*** Task material ***

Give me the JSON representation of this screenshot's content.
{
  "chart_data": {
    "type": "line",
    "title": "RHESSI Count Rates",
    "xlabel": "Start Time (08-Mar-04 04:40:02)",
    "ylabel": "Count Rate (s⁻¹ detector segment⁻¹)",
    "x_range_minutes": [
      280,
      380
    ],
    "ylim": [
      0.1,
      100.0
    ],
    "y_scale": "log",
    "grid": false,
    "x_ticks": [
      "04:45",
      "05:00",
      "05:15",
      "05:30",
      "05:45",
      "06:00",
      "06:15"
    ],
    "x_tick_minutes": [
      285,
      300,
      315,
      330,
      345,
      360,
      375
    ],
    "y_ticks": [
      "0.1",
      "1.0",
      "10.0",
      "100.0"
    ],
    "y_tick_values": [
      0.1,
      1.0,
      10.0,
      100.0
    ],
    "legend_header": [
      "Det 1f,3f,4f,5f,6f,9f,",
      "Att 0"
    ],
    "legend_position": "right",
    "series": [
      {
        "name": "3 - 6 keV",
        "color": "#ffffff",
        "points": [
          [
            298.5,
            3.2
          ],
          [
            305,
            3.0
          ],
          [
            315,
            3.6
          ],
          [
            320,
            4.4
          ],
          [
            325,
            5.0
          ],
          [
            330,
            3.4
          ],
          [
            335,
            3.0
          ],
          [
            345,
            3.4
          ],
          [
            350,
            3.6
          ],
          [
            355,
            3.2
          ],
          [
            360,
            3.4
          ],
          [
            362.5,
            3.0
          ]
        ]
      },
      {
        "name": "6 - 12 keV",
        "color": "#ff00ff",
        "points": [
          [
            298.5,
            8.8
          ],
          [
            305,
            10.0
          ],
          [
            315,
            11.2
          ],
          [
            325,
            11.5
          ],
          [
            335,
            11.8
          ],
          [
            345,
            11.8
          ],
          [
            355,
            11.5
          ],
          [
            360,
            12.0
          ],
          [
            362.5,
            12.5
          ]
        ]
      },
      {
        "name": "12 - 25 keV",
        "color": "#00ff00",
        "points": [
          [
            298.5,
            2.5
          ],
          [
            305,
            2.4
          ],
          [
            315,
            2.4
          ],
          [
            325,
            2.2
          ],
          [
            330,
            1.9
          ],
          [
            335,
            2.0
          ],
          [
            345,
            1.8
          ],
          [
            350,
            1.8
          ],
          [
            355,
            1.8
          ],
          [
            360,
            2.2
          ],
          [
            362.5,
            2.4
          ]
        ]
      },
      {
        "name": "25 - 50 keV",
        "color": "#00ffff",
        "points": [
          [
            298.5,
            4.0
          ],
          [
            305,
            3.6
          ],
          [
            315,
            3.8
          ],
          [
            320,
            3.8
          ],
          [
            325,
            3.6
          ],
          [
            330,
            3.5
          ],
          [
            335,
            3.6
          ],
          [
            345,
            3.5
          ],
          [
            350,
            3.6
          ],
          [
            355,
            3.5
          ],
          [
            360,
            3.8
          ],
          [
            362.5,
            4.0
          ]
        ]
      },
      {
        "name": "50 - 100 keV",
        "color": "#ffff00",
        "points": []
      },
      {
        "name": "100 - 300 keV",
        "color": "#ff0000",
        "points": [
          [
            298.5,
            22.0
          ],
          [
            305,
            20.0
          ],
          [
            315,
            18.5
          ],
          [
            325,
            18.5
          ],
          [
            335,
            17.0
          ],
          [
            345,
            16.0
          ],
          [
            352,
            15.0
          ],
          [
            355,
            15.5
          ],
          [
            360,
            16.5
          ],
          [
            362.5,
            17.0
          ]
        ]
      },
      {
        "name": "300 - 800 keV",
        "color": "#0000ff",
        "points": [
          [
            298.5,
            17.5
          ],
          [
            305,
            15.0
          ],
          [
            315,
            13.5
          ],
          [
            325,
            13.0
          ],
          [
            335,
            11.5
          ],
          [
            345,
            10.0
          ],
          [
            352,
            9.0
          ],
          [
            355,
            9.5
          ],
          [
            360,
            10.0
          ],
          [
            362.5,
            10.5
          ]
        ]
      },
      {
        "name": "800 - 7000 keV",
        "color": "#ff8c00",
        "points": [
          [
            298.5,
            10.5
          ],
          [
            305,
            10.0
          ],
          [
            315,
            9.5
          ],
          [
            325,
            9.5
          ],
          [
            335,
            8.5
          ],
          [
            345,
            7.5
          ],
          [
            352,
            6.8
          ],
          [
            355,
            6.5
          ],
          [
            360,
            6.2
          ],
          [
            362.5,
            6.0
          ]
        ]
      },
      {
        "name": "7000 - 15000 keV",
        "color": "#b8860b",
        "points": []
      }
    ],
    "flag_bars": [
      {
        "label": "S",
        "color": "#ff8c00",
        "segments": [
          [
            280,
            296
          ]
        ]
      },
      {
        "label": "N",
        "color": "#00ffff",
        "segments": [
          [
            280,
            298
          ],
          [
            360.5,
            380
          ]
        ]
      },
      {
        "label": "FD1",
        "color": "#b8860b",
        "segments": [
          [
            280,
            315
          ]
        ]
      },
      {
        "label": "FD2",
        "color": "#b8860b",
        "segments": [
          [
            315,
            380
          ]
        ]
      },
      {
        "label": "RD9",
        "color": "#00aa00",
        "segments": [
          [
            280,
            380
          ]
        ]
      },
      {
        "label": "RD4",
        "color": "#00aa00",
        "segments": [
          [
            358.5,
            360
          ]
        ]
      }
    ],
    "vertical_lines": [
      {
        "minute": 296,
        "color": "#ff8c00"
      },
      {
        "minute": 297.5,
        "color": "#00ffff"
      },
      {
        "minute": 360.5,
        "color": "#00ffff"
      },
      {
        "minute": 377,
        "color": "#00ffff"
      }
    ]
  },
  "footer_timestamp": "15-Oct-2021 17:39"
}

***

Repeat the entries shown above, every one, word for word.

[Full solution]
Give me the JSON representation of this screenshot's content.
{
  "chart_data": {
    "type": "line",
    "title": "RHESSI Count Rates",
    "xlabel": "Start Time (08-Mar-04 04:40:02)",
    "ylabel": "Count Rate (s⁻¹ detector segment⁻¹)",
    "x_range_minutes": [
      280,
      380
    ],
    "ylim": [
      0.1,
      100.0
    ],
    "y_scale": "log",
    "grid": false,
    "x_ticks": [
      "04:45",
      "05:00",
      "05:15",
      "05:30",
      "05:45",
      "06:00",
      "06:15"
    ],
    "x_tick_minutes": [
      285,
      300,
      315,
      330,
      345,
      360,
      375
    ],
    "y_ticks": [
      "0.1",
      "1.0",
      "10.0",
      "100.0"
    ],
    "y_tick_values": [
      0.1,
      1.0,
      10.0,
      100.0
    ],
    "legend_header": [
      "Det 1f,3f,4f,5f,6f,9f,",
      "Att 0"
    ],
    "legend_position": "right",
    "series": [
      {
        "name": "3 - 6 keV",
        "color": "#ffffff",
        "points": [
          [
            298.5,
            3.2
          ],
          [
            305,
            3.0
          ],
          [
            315,
            3.6
          ],
          [
            320,
            4.4
          ],
          [
            325,
            5.0
          ],
          [
            330,
            3.4
          ],
          [
            335,
            3.0
          ],
          [
            345,
            3.4
          ],
          [
            350,
            3.6
          ],
          [
            355,
            3.2
          ],
          [
            360,
            3.4
          ],
          [
            362.5,
            3.0
          ]
        ]
      },
      {
        "name": "6 - 12 keV",
        "color": "#ff00ff",
        "points": [
          [
            298.5,
            8.8
          ],
          [
            305,
            10.0
          ],
          [
            315,
            11.2
          ],
          [
            325,
            11.5
          ],
          [
            335,
            11.8
          ],
          [
            345,
            11.8
          ],
          [
            355,
            11.5
          ],
          [
            360,
            12.0
          ],
          [
            362.5,
            12.5
          ]
        ]
      },
      {
        "name": "12 - 25 keV",
        "color": "#00ff00",
        "points": [
          [
            298.5,
            2.5
          ],
          [
            305,
            2.4
          ],
          [
            315,
            2.4
          ],
          [
            325,
            2.2
          ],
          [
            330,
            1.9
          ],
          [
            335,
            2.0
          ],
          [
            345,
            1.8
          ],
          [
            350,
            1.8
          ],
          [
            355,
            1.8
          ],
          [
            360,
            2.2
          ],
          [
            362.5,
            2.4
          ]
        ]
      },
      {
        "name": "25 - 50 keV",
        "color": "#00ffff",
        "points": [
          [
            298.5,
            4.0
          ],
          [
            305,
            3.6
          ],
          [
            315,
            3.8
          ],
          [
            320,
            3.8
          ],
          [
            325,
            3.6
          ],
          [
            330,
            3.5
          ],
          [
            335,
            3.6
          ],
          [
            345,
            3.5
          ],
          [
            350,
            3.6
          ],
          [
            355,
            3.5
          ],
          [
            360,
            3.8
          ],
          [
            362.5,
            4.0
          ]
        ]
      },
      {
        "name": "50 - 100 keV",
        "color": "#ffff00",
        "points": []
      },
      {
        "name": "100 - 300 keV",
        "color": "#ff0000",
        "points": [
          [
            298.5,
            22.0
          ],
          [
            305,
            20.0
          ],
          [
            315,
            18.5
          ],
          [
            325,
            18.5
          ],
          [
            335,
            17.0
          ],
          [
            345,
            16.0
          ],
          [
            352,
            15.0
          ],
          [
            355,
            15.5
          ],
          [
            360,
            16.5
          ],
          [
            362.5,
            17.0
          ]
        ]
      },
      {
        "name": "300 - 800 keV",
        "color": "#0000ff",
        "points": [
          [
            298.5,
            17.5
          ],
          [
            305,
            15.0
          ],
          [
            315,
            13.5
          ],
          [
            325,
            13.0
          ],
          [
            335,
            11.5
          ],
          [
            345,
            10.0
          ],
          [
            352,
            9.0
          ],
          [
            355,
            9.5
          ],
          [
            360,
            10.0
          ],
          [
            362.5,
            10.5
          ]
        ]
      },
      {
        "name": "800 - 7000 keV",
        "color": "#ff8c00",
        "points": [
          [
            298.5,
            10.5
          ],
          [
            305,
            10.0
          ],
          [
            315,
            9.5
          ],
          [
            325,
            9.5
          ],
          [
            335,
            8.5
          ],
          [
            345,
            7.5
          ],
          [
            352,
            6.8
          ],
          [
            355,
            6.5
          ],
          [
            360,
            6.2
          ],
          [
            362.5,
            6.0
          ]
        ]
      },
      {
        "name": "7000 - 15000 keV",
        "color": "#b8860b",
        "points": []
      }
    ],
    "flag_bars": [
      {
        "label": "S",
        "color": "#ff8c00",
        "segments": [
          [
            280,
            296
          ]
        ]
      },
      {
        "label": "N",
        "color": "#00ffff",
        "segments": [
          [
            280,
            298
          ],
          [
            360.5,
            380
          ]
        ]
      },
      {
        "label": "FD1",
        "color": "#b8860b",
        "segments": [
          [
            280,
            315
          ]
        ]
      },
      {
        "label": "FD2",
        "color": "#b8860b",
        "segments": [
          [
            315,
            380
          ]
        ]
      },
      {
        "label": "RD9",
        "color": "#00aa00",
        "segments": [
          [
            280,
            380
          ]
        ]
      },
      {
        "label": "RD4",
        "color": "#00aa00",
        "segments": [
          [
            358.5,
            360
          ]
        ]
      }
    ],
    "vertical_lines": [
      {
        "minute": 296,
        "color": "#ff8c00"
      },
      {
        "minute": 297.5,
        "color": "#00ffff"
      },
      {
        "minute": 360.5,
        "color": "#00ffff"
      },
      {
        "minute": 377,
        "color": "#00ffff"
      }
    ]
  },
  "footer_timestamp": "15-Oct-2021 17:39"
}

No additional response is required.